* EXERCISE BRIEF *
Copy every record below, exactly as written.
# Start of PROVIDED ENTRIES
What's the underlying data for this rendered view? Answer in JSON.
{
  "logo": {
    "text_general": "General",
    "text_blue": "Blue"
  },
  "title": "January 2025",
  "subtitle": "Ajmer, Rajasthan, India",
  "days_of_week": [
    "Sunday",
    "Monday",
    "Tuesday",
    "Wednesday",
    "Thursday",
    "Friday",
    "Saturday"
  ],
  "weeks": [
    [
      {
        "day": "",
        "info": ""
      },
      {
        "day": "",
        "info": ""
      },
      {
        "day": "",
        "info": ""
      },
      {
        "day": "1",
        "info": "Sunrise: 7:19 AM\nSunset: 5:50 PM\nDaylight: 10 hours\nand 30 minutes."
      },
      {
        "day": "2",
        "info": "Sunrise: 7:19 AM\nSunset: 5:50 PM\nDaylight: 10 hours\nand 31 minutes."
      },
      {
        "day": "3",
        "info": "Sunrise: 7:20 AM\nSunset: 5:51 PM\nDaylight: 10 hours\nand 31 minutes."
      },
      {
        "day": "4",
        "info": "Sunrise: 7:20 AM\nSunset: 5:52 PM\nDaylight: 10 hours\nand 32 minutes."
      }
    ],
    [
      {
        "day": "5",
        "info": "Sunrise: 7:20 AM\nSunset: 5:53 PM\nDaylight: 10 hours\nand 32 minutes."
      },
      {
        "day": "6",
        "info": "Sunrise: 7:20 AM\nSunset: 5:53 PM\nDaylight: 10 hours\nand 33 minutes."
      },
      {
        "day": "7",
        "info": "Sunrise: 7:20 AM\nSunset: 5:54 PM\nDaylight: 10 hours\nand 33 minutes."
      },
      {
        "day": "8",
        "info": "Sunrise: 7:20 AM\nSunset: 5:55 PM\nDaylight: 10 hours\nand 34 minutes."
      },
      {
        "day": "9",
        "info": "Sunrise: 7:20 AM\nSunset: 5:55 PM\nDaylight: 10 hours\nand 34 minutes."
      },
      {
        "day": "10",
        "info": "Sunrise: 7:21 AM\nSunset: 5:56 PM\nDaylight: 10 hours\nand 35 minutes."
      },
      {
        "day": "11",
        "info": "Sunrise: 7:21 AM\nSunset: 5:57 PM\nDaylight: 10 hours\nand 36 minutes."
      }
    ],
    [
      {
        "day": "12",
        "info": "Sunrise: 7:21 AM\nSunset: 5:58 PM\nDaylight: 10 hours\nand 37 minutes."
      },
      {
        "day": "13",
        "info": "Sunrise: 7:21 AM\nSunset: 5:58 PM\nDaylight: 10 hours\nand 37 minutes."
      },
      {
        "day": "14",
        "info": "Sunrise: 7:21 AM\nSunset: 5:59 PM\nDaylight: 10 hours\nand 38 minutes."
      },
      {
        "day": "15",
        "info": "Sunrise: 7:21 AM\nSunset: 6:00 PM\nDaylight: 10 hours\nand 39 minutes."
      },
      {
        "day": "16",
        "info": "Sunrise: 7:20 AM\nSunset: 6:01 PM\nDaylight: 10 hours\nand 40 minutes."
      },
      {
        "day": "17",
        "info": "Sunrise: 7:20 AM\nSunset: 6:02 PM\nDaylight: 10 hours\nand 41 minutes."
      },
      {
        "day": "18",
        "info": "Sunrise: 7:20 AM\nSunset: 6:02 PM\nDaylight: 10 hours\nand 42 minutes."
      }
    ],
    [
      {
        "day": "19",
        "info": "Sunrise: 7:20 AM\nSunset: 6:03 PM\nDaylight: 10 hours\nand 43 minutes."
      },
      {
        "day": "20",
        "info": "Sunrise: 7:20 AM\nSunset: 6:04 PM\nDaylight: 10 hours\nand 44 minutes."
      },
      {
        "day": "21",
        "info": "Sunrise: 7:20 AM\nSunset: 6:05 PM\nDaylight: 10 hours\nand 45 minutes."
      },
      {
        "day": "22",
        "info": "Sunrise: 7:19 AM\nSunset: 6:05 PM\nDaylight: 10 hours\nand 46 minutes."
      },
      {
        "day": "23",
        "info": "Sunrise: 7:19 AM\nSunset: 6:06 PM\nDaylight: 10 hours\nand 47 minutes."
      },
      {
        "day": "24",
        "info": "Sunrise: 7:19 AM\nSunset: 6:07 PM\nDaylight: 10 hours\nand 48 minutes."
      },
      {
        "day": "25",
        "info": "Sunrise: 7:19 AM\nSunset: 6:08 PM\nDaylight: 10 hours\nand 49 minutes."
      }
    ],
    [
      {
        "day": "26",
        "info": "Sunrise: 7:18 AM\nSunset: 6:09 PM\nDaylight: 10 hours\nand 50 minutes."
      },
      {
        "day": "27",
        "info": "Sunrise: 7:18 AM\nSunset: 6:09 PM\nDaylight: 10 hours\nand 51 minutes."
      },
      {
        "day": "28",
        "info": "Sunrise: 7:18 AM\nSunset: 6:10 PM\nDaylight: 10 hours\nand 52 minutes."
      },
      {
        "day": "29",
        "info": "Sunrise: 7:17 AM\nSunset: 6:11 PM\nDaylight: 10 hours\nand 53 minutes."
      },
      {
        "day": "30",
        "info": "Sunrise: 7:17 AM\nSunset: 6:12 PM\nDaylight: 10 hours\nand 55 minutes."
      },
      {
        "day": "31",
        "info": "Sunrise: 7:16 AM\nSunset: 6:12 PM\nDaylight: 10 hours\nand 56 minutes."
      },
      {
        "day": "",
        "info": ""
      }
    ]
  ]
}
# End of PROVIDED ENTRIES
* REPLY *
What's the underlying data for this rendered view? Answer in JSON.
{
  "logo": {
    "text_general": "General",
    "text_blue": "Blue"
  },
  "title": "January 2025",
  "subtitle": "Ajmer, Rajasthan, India",
  "days_of_week": [
    "Sunday",
    "Monday",
    "Tuesday",
    "Wednesday",
    "Thursday",
    "Friday",
    "Saturday"
  ],
  "weeks": [
    [
      {
        "day": "",
        "info": ""
      },
      {
        "day": "",
        "info": ""
      },
      {
        "day": "",
        "info": ""
      },
      {
        "day": "1",
        "info": "Sunrise: 7:19 AM\nSunset: 5:50 PM\nDaylight: 10 hours\nand 30 minutes."
      },
      {
        "day": "2",
        "info": "Sunrise: 7:19 AM\nSunset: 5:50 PM\nDaylight: 10 hours\nand 31 minutes."
      },
      {
        "day": "3",
        "info": "Sunrise: 7:20 AM\nSunset: 5:51 PM\nDaylight: 10 hours\nand 31 minutes."
      },
      {
        "day": "4",
        "info": "Sunrise: 7:20 AM\nSunset: 5:52 PM\nDaylight: 10 hours\nand 32 minutes."
      }
    ],
    [
      {
        "day": "5",
        "info": "Sunrise: 7:20 AM\nSunset: 5:53 PM\nDaylight: 10 hours\nand 32 minutes."
      },
      {
        "day": "6",
        "info": "Sunrise: 7:20 AM\nSunset: 5:53 PM\nDaylight: 10 hours\nand 33 minutes."
      },
      {
        "day": "7",
        "info": "Sunrise: 7:20 AM\nSunset: 5:54 PM\nDaylight: 10 hours\nand 33 minutes."
      },
      {
        "day": "8",
        "info": "Sunrise: 7:20 AM\nSunset: 5:55 PM\nDaylight: 10 hours\nand 34 minutes."
      },
      {
        "day": "9",
        "info": "Sunrise: 7:20 AM\nSunset: 5:55 PM\nDaylight: 10 hours\nand 34 minutes."
      },
      {
        "day": "10",
        "info": "Sunrise: 7:21 AM\nSunset: 5:56 PM\nDaylight: 10 hours\nand 35 minutes."
      },
      {
        "day": "11",
        "info": "Sunrise: 7:21 AM\nSunset: 5:57 PM\nDaylight: 10 hours\nand 36 minutes."
      }
    ],
    [
      {
        "day": "12",
        "info": "Sunrise: 7:21 AM\nSunset: 5:58 PM\nDaylight: 10 hours\nand 37 minutes."
      },
      {
        "day": "13",
        "info": "Sunrise: 7:21 AM\nSunset: 5:58 PM\nDaylight: 10 hours\nand 37 minutes."
      },
      {
        "day": "14",
        "info": "Sunrise: 7:21 AM\nSunset: 5:59 PM\nDaylight: 10 hours\nand 38 minutes."
      },
      {
        "day": "15",
        "info": "Sunrise: 7:21 AM\nSunset: 6:00 PM\nDaylight: 10 hours\nand 39 minutes."
      },
      {
        "day": "16",
        "info": "Sunrise: 7:20 AM\nSunset: 6:01 PM\nDaylight: 10 hours\nand 40 minutes."
      },
      {
        "day": "17",
        "info": "Sunrise: 7:20 AM\nSunset: 6:02 PM\nDaylight: 10 hours\nand 41 minutes."
      },
      {
        "day": "18",
        "info": "Sunrise: 7:20 AM\nSunset: 6:02 PM\nDaylight: 10 hours\nand 42 minutes."
      }
    ],
    [
      {
        "day": "19",
        "info": "Sunrise: 7:20 AM\nSunset: 6:03 PM\nDaylight: 10 hours\nand 43 minutes."
      },
      {
        "day": "20",
        "info": "Sunrise: 7:20 AM\nSunset: 6:04 PM\nDaylight: 10 hours\nand 44 minutes."
      },
      {
        "day": "21",
        "info": "Sunrise: 7:20 AM\nSunset: 6:05 PM\nDaylight: 10 hours\nand 45 minutes."
      },
      {
        "day": "22",
        "info": "Sunrise: 7:19 AM\nSunset: 6:05 PM\nDaylight: 10 hours\nand 46 minutes."
      },
      {
        "day": "23",
        "info": "Sunrise: 7:19 AM\nSunset: 6:06 PM\nDaylight: 10 hours\nand 47 minutes."
      },
      {
        "day": "24",
        "info": "Sunrise: 7:19 AM\nSunset: 6:07 PM\nDaylight: 10 hours\nand 48 minutes."
      },
      {
        "day": "25",
        "info": "Sunrise: 7:19 AM\nSunset: 6:08 PM\nDaylight: 10 hours\nand 49 minutes."
      }
    ],
    [
      {
        "day": "26",
        "info": "Sunrise: 7:18 AM\nSunset: 6:09 PM\nDaylight: 10 hours\nand 50 minutes."
      },
      {
        "day": "27",
        "info": "Sunrise: 7:18 AM\nSunset: 6:09 PM\nDaylight: 10 hours\nand 51 minutes."
      },
      {
        "day": "28",
        "info": "Sunrise: 7:18 AM\nSunset: 6:10 PM\nDaylight: 10 hours\nand 52 minutes."
      },
      {
        "day": "29",
        "info": "Sunrise: 7:17 AM\nSunset: 6:11 PM\nDaylight: 10 hours\nand 53 minutes."
      },
      {
        "day": "30",
        "info": "Sunrise: 7:17 AM\nSunset: 6:12 PM\nDaylight: 10 hours\nand 55 minutes."
      },
      {
        "day": "31",
        "info": "Sunrise: 7:16 AM\nSunset: 6:12 PM\nDaylight: 10 hours\nand 56 minutes."
      },
      {
        "day": "",
        "info": ""
      }
    ]
  ]
}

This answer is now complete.